[Data entries]
━━━━
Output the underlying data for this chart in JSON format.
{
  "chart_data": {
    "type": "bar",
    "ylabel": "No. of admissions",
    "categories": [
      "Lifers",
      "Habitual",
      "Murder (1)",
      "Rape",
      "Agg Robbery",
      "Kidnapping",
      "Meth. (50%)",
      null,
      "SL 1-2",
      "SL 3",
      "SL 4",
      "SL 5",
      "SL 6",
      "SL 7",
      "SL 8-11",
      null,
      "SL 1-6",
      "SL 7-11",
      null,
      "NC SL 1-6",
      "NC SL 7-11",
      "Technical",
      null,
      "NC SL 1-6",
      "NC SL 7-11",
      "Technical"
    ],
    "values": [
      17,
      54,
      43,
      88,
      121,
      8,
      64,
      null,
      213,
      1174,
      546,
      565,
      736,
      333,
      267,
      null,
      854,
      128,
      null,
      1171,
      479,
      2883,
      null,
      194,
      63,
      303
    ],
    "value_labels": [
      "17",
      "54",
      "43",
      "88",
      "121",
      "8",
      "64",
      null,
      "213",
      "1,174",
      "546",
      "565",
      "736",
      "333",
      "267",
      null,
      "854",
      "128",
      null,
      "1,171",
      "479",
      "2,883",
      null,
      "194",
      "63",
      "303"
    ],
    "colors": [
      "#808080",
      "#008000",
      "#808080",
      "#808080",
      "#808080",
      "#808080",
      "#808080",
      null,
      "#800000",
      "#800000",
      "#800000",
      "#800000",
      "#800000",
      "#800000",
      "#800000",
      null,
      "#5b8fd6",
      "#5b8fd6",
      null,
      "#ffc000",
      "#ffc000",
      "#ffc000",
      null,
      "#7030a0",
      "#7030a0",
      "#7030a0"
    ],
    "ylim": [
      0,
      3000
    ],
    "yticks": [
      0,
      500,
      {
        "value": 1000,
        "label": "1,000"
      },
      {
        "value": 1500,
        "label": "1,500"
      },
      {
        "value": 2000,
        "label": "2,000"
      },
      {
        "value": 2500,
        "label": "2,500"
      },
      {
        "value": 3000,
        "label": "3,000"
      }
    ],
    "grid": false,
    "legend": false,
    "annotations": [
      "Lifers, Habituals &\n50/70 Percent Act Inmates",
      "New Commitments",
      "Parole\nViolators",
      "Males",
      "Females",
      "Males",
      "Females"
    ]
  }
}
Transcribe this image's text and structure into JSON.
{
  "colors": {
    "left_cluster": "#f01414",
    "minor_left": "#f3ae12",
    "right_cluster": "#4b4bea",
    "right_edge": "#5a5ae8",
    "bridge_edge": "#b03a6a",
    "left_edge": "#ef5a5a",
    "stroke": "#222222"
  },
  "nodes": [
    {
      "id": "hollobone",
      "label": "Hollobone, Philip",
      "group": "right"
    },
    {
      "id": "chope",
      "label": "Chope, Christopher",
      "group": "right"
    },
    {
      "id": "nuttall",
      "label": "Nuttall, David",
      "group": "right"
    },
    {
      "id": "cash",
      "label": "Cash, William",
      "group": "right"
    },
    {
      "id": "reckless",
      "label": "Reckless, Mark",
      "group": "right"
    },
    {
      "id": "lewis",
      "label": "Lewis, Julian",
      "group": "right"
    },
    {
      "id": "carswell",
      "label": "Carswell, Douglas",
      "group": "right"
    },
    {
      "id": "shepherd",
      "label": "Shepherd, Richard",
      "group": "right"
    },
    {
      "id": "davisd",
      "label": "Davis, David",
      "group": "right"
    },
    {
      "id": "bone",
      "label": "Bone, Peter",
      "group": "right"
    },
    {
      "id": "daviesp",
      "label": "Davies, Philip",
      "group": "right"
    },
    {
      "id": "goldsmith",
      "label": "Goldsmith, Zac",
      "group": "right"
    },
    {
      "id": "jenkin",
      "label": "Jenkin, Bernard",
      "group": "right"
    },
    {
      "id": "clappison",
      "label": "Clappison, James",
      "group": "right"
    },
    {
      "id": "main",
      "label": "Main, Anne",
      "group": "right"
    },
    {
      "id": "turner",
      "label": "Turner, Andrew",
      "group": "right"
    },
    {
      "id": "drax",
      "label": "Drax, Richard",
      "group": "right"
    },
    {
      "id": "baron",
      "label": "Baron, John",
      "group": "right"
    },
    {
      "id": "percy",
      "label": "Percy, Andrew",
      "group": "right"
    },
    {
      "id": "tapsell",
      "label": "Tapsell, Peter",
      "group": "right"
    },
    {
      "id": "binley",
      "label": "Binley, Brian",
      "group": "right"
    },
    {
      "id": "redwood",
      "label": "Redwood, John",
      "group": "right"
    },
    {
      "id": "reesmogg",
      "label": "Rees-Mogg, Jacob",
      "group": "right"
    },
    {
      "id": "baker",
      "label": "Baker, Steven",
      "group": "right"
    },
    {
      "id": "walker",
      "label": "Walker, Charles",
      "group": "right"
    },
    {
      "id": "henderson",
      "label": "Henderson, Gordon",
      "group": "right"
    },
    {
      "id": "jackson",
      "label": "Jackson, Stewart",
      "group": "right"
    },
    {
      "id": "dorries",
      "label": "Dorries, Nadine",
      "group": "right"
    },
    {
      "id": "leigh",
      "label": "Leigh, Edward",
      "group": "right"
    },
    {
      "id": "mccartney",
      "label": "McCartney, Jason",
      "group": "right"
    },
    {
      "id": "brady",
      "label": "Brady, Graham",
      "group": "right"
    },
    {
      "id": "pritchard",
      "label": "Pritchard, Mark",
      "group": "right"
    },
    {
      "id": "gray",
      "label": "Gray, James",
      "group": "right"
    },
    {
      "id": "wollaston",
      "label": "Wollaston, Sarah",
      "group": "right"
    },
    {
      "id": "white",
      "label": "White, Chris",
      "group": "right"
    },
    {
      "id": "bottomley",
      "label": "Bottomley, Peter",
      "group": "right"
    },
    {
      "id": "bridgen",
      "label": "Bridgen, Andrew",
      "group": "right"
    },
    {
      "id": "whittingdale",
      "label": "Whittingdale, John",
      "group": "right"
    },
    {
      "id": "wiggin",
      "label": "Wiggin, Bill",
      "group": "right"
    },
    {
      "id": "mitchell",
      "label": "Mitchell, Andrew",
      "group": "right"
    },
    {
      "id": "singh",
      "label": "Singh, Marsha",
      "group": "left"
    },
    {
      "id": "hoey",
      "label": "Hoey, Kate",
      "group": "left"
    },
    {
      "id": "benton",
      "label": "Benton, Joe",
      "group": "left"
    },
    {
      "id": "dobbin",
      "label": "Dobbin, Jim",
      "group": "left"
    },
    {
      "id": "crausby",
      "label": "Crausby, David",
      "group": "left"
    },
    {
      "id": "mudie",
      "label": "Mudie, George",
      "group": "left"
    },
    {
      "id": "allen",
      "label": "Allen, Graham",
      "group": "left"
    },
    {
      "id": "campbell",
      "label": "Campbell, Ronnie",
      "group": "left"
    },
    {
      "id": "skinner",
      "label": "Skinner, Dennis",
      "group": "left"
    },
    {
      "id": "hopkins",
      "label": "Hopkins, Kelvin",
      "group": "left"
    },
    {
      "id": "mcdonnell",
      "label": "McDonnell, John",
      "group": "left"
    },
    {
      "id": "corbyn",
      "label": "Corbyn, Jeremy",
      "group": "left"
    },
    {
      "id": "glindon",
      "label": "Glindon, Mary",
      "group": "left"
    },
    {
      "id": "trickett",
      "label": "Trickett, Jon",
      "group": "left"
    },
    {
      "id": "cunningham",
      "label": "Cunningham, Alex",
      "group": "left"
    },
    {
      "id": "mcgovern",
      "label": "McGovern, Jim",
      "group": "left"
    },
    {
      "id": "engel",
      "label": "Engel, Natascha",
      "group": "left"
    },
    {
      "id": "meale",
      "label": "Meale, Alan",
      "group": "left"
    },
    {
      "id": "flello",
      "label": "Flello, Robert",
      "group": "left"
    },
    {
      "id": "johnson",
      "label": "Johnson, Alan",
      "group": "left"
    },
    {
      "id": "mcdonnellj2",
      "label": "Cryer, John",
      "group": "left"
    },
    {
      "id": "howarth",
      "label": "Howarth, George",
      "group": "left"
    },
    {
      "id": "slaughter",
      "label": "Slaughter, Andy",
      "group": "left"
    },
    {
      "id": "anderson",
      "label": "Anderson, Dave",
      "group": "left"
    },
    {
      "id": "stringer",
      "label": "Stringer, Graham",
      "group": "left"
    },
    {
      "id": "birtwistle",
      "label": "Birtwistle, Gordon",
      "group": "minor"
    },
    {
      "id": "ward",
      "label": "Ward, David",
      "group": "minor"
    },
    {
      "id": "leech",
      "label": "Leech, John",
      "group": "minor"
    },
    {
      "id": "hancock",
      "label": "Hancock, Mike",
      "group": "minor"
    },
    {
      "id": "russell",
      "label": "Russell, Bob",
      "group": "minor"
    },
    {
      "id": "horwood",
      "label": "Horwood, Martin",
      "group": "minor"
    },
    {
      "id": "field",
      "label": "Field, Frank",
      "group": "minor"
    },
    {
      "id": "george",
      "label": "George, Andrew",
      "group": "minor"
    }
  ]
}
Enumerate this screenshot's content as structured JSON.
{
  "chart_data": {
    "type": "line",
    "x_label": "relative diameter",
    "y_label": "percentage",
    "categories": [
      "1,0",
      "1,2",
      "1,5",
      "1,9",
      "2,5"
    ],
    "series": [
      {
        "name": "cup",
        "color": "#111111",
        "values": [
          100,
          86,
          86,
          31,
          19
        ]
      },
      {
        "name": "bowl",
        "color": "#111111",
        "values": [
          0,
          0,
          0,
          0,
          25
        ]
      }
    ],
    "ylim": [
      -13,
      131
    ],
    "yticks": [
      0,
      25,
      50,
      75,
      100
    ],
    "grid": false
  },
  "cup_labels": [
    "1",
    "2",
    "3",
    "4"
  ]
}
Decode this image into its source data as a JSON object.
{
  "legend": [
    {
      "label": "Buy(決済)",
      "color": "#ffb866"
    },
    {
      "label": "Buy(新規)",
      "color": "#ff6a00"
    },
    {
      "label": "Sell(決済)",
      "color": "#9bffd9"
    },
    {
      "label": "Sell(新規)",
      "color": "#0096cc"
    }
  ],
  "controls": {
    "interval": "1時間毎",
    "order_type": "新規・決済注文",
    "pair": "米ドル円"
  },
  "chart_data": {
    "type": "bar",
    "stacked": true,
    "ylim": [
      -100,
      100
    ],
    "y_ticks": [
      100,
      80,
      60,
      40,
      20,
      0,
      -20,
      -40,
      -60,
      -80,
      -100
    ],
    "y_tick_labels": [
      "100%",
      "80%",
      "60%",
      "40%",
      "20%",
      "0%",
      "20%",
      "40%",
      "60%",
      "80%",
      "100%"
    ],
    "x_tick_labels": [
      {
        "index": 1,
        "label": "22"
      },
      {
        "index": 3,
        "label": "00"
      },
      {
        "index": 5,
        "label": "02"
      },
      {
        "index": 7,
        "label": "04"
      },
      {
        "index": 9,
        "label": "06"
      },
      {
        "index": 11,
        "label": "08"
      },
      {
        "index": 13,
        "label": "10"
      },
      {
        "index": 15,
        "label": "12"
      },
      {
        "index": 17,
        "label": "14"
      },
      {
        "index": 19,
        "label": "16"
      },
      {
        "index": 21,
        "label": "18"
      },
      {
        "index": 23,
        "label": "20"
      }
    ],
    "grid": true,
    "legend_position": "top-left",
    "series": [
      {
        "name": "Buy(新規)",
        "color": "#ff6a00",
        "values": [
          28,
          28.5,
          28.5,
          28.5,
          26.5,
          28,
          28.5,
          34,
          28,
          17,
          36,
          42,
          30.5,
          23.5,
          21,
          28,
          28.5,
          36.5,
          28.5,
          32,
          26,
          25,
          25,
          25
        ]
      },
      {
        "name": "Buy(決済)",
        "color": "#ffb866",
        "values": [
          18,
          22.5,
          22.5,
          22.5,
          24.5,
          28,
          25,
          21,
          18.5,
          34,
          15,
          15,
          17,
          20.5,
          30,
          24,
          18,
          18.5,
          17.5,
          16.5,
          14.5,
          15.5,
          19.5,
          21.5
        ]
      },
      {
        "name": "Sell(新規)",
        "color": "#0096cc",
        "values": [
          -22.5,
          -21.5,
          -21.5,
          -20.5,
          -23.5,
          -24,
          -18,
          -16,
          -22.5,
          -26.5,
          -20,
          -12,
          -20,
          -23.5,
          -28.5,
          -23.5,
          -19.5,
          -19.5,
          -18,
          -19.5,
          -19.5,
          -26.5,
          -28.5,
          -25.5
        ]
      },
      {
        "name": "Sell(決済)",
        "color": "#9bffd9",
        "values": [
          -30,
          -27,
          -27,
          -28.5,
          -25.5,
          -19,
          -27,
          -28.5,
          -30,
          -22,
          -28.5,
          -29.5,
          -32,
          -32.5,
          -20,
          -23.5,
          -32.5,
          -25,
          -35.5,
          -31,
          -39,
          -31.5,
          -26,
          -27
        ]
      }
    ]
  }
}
━━━━
### WRITTEN REQUEST
All lines that include "Lifers" are to be gathered and copied.

### WRITTEN RESPONSE
      "Lifers",
      "Lifers, Habituals &\n50/70 Percent Act Inmates",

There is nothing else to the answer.